┌──

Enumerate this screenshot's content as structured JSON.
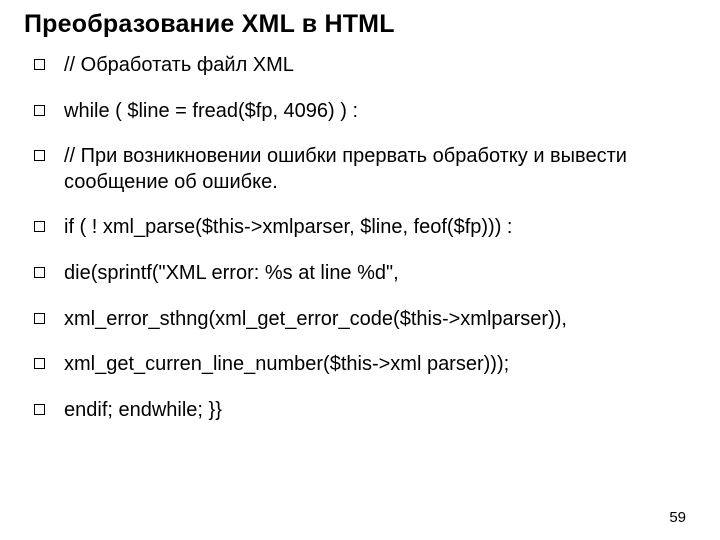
{
  "title": "Преобразование XML в HTML",
  "bullets": [
    "// Обработать файл XML",
    "while ( $line = fread($fp, 4096) ) :",
    "// При возникновении ошибки прервать обработку  и вывести сообщение об ошибке.",
    "if ( ! xml_parse($this->xmlparser, $line, feof($fp))) :",
    "die(sprintf(\"XML error: %s at line %d\",",
    "xml_error_sthng(xml_get_error_code($this->xmlparser)),",
    "xml_get_curren_line_number($this->xml parser)));",
    "endif; endwhile; }}"
  ],
  "page_number": "59"
}
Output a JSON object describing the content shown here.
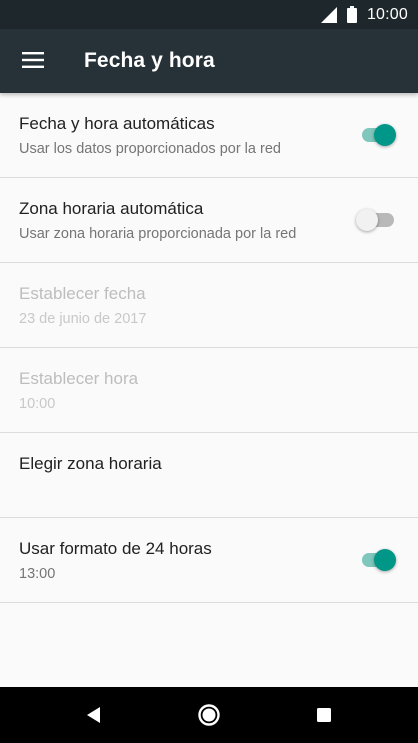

└──

== Directive ==
Reproduce each record from above exactly; pictures do not belong in the copy.

== Expected output ==
Enumerate this screenshot's content as structured JSON.
{
  "title": "Преобразование XML в HTML",
  "bullets": [
    "// Обработать файл XML",
    "while ( $line = fread($fp, 4096) ) :",
    "// При возникновении ошибки прервать обработку  и вывести сообщение об ошибке.",
    "if ( ! xml_parse($this->xmlparser, $line, feof($fp))) :",
    "die(sprintf(\"XML error: %s at line %d\",",
    "xml_error_sthng(xml_get_error_code($this->xmlparser)),",
    "xml_get_curren_line_number($this->xml parser)));",
    "endif; endwhile; }}"
  ],
  "page_number": "59"
}
Output a JSON object describing the content shown here.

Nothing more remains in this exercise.